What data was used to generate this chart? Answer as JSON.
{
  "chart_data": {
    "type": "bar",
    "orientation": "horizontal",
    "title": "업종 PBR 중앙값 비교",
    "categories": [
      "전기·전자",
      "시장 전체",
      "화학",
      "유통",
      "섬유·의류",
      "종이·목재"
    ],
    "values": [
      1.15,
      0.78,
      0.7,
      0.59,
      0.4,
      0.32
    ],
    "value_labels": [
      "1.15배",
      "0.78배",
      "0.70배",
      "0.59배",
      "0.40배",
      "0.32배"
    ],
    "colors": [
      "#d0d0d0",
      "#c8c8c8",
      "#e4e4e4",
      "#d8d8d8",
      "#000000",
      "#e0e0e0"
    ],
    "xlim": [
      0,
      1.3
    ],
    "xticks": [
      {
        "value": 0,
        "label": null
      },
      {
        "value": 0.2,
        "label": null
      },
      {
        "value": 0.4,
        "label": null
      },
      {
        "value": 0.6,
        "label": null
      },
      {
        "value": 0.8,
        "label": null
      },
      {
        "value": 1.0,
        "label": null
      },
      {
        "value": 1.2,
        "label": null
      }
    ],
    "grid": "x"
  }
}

Goal: Restate the whole of the material exactly.

Exercise output:
What data was used to generate this chart? Answer as JSON.
{
  "chart_data": {
    "type": "bar",
    "orientation": "horizontal",
    "title": "업종 PBR 중앙값 비교",
    "categories": [
      "전기·전자",
      "시장 전체",
      "화학",
      "유통",
      "섬유·의류",
      "종이·목재"
    ],
    "values": [
      1.15,
      0.78,
      0.7,
      0.59,
      0.4,
      0.32
    ],
    "value_labels": [
      "1.15배",
      "0.78배",
      "0.70배",
      "0.59배",
      "0.40배",
      "0.32배"
    ],
    "colors": [
      "#d0d0d0",
      "#c8c8c8",
      "#e4e4e4",
      "#d8d8d8",
      "#000000",
      "#e0e0e0"
    ],
    "xlim": [
      0,
      1.3
    ],
    "xticks": [
      {
        "value": 0,
        "label": null
      },
      {
        "value": 0.2,
        "label": null
      },
      {
        "value": 0.4,
        "label": null
      },
      {
        "value": 0.6,
        "label": null
      },
      {
        "value": 0.8,
        "label": null
      },
      {
        "value": 1.0,
        "label": null
      },
      {
        "value": 1.2,
        "label": null
      }
    ],
    "grid": "x"
  }
}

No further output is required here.